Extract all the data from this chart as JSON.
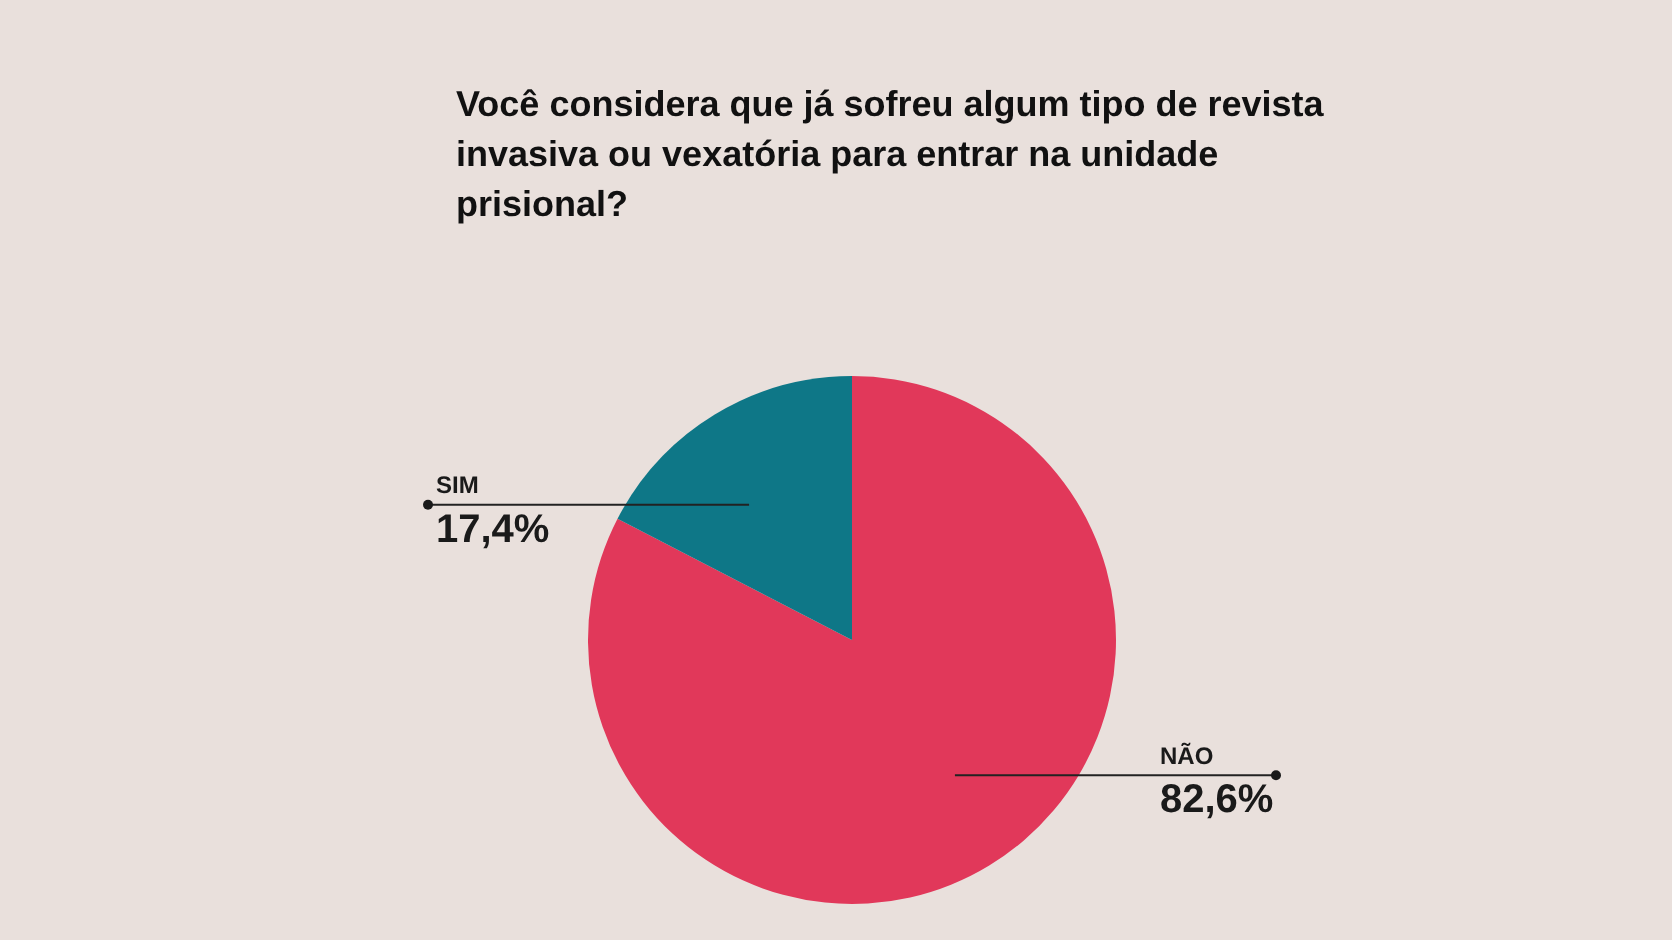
{
  "chart_data": {
    "type": "pie",
    "title": "Você considera que já sofreu algum  tipo de revista invasiva ou vexatória para entrar na unidade prisional?",
    "categories": [
      "NÃO",
      "SIM"
    ],
    "values": [
      82.6,
      17.4
    ],
    "value_labels": [
      "82,6%",
      "17,4%"
    ],
    "colors": [
      "#e1385a",
      "#0e7787"
    ],
    "legend": false
  }
}
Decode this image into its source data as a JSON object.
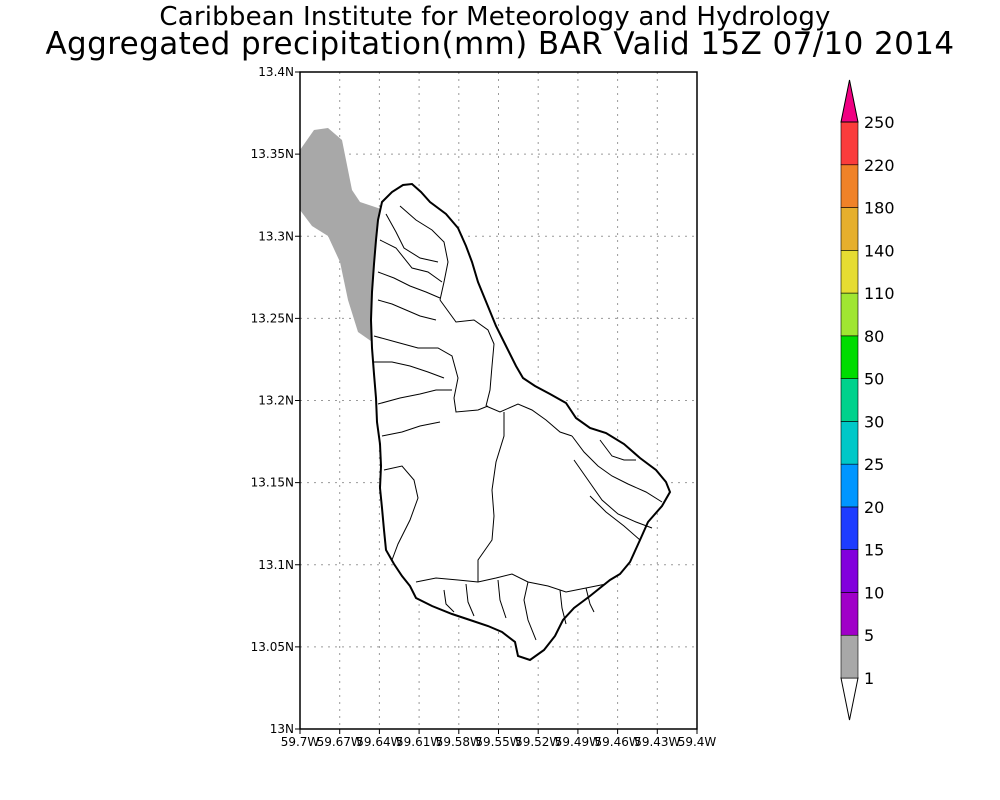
{
  "header": {
    "title": "Caribbean Institute for Meteorology and Hydrology",
    "subtitle": "Aggregated precipitation(mm) BAR Valid 15Z 07/10 2014"
  },
  "map": {
    "lon_range": [
      -59.7,
      -59.4
    ],
    "lat_range": [
      13.0,
      13.4
    ],
    "grid": true,
    "x_tick_labels": [
      "59.7W",
      "59.67W",
      "59.64W",
      "59.61W",
      "59.58W",
      "59.55W",
      "59.52W",
      "59.49W",
      "59.46W",
      "59.43W",
      "59.4W"
    ],
    "y_tick_labels": [
      "13N",
      "13.05N",
      "13.1N",
      "13.15N",
      "13.2N",
      "13.25N",
      "13.3N",
      "13.35N",
      "13.4N"
    ]
  },
  "colorbar": {
    "levels": [
      "1",
      "5",
      "10",
      "15",
      "20",
      "25",
      "30",
      "50",
      "80",
      "110",
      "140",
      "180",
      "220",
      "250"
    ],
    "colors": [
      "#a8a8a8",
      "#a000c8",
      "#8200dc",
      "#1e3cff",
      "#0096ff",
      "#00c8c8",
      "#00d28c",
      "#00dc00",
      "#a0e632",
      "#e6dc32",
      "#e6af2d",
      "#f08228",
      "#fa3c3c",
      "#f00082"
    ],
    "under_color": "#ffffff",
    "over_color": "#f00082"
  },
  "chart_data": {
    "type": "heatmap",
    "title": "Caribbean Institute for Meteorology and Hydrology",
    "subtitle": "Aggregated precipitation(mm) BAR Valid 15Z 07/10 2014",
    "xlim": [
      -59.7,
      -59.4
    ],
    "ylim": [
      13.0,
      13.4
    ],
    "units": "mm",
    "shaded_band": {
      "range": "1-5",
      "color": "#a8a8a8",
      "region": "northwest Barbados and adjacent sea"
    }
  }
}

• • • • •

THE EXERCISE:
Copy out every line of the listing that contains the string "subtitle".

EXERCISE ANSWER:
    "subtitle": "Aggregated precipitation(mm) BAR Valid 15Z 07/10 2014"
    "subtitle": "Aggregated precipitation(mm) BAR Valid 15Z 07/10 2014",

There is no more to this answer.